Your task —
Render everything from the row containing "Give me the" down to the row containing "Text: O: O <box>179 30 190 44</box>" as a numbered list, leaving out any blank lines.

Material for this exercise —

□ □ □ □ □

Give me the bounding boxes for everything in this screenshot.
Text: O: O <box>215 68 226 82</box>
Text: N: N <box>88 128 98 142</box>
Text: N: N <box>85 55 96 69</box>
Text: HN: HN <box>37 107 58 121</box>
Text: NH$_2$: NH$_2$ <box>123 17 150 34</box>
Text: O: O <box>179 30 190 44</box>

□ □ □ □ □

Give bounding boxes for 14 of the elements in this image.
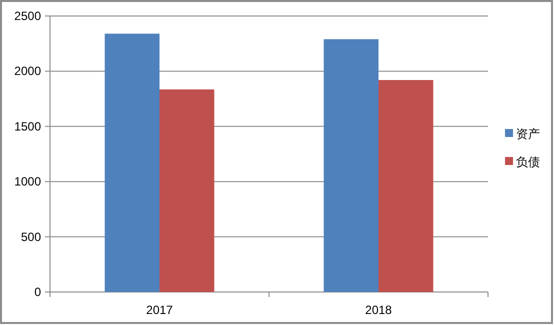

□ □ □ □ □

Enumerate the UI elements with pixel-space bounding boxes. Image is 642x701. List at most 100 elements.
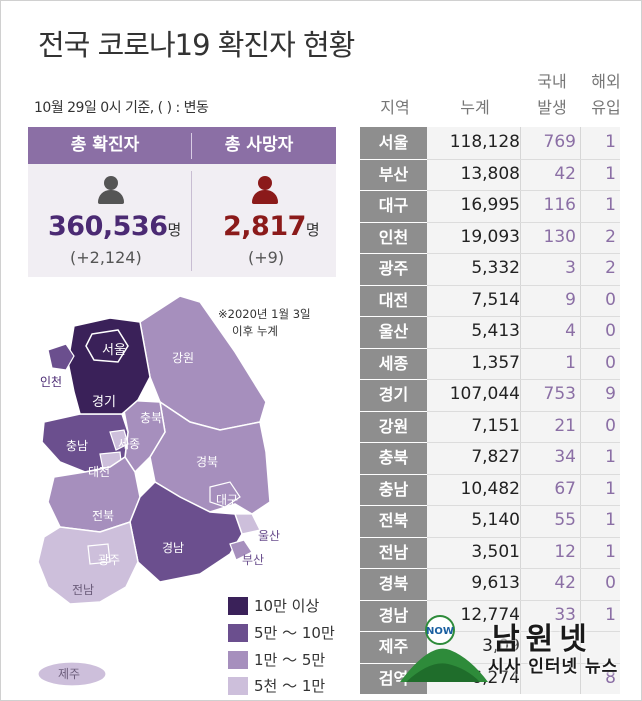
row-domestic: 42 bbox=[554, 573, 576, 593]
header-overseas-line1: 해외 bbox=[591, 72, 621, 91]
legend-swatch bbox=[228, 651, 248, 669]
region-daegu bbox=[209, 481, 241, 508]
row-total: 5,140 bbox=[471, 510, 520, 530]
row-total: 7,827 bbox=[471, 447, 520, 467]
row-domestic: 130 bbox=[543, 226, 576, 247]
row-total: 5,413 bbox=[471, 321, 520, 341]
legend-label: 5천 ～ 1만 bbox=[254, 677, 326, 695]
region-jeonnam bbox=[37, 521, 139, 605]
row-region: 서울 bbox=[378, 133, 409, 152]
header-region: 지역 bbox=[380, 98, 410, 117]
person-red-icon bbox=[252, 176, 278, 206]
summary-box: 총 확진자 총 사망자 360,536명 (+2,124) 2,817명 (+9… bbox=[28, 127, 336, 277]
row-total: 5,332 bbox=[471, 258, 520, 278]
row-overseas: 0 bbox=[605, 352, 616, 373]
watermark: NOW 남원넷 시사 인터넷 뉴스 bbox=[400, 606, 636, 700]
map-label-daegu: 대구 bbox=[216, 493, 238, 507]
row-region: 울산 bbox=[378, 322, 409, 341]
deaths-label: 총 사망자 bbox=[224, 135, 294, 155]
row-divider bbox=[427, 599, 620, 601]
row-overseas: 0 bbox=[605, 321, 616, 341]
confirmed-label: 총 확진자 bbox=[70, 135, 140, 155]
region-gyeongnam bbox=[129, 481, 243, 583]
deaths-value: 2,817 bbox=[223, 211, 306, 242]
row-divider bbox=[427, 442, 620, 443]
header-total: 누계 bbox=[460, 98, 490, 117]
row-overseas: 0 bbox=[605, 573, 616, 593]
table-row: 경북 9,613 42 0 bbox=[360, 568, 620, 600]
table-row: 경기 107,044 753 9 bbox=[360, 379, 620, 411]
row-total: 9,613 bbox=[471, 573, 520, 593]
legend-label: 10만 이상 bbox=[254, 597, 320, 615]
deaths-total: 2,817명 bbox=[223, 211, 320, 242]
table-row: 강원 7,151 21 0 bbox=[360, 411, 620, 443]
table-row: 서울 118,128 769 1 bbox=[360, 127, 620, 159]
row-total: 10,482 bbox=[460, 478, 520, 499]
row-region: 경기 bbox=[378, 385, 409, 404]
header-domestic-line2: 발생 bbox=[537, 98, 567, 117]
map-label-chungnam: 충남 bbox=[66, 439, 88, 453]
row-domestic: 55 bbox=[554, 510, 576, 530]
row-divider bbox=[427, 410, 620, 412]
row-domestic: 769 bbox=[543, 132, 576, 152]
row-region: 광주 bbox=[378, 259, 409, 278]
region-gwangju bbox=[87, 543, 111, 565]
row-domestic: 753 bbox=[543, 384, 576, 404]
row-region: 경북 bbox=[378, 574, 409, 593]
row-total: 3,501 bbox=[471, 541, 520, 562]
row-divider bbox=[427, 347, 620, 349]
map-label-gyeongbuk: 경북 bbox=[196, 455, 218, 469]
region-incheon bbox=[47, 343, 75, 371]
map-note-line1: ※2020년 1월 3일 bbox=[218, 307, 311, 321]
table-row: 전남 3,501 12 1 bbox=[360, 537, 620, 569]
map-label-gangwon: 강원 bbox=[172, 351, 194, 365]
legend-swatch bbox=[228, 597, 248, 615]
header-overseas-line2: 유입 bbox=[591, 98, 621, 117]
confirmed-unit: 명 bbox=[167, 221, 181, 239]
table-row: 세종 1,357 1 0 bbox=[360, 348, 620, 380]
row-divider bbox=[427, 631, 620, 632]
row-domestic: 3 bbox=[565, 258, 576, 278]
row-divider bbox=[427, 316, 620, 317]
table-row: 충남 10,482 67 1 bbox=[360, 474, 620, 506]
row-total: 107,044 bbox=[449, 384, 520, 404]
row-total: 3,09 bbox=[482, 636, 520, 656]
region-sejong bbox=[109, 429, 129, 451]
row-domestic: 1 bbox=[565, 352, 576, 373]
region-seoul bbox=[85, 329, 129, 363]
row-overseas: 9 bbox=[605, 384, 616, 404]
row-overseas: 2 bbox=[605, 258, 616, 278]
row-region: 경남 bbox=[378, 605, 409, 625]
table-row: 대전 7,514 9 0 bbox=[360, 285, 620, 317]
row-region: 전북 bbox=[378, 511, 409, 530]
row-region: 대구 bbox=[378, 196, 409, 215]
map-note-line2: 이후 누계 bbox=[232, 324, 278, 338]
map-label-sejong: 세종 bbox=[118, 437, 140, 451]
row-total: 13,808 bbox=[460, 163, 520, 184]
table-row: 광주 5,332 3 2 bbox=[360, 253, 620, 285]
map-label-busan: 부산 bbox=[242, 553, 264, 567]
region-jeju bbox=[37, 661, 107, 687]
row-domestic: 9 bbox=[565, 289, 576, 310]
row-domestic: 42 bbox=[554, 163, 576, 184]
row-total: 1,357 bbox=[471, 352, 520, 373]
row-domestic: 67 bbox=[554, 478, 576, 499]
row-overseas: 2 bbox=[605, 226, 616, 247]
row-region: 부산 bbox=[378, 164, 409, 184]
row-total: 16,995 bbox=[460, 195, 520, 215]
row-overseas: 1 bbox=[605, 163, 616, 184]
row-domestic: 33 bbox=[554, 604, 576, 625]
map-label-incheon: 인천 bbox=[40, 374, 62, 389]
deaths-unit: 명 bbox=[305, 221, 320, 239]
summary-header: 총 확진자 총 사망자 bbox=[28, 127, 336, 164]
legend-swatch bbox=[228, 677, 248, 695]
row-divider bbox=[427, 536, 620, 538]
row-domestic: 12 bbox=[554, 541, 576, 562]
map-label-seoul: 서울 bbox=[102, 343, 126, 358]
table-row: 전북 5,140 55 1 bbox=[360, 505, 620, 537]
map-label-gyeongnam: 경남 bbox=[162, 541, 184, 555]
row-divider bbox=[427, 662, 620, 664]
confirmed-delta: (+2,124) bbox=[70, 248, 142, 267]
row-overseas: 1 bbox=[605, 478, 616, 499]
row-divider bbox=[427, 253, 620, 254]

□ □ □ □ □

Finished exercise —
1. Give me the bounding boxes for everything in this screenshot.
2. Text: O: O <box>215 68 226 82</box>
3. Text: N: N <box>88 128 98 142</box>
4. Text: N: N <box>85 55 96 69</box>
5. Text: HN: HN <box>37 107 58 121</box>
6. Text: NH$_2$: NH$_2$ <box>123 17 150 34</box>
7. Text: O: O <box>179 30 190 44</box>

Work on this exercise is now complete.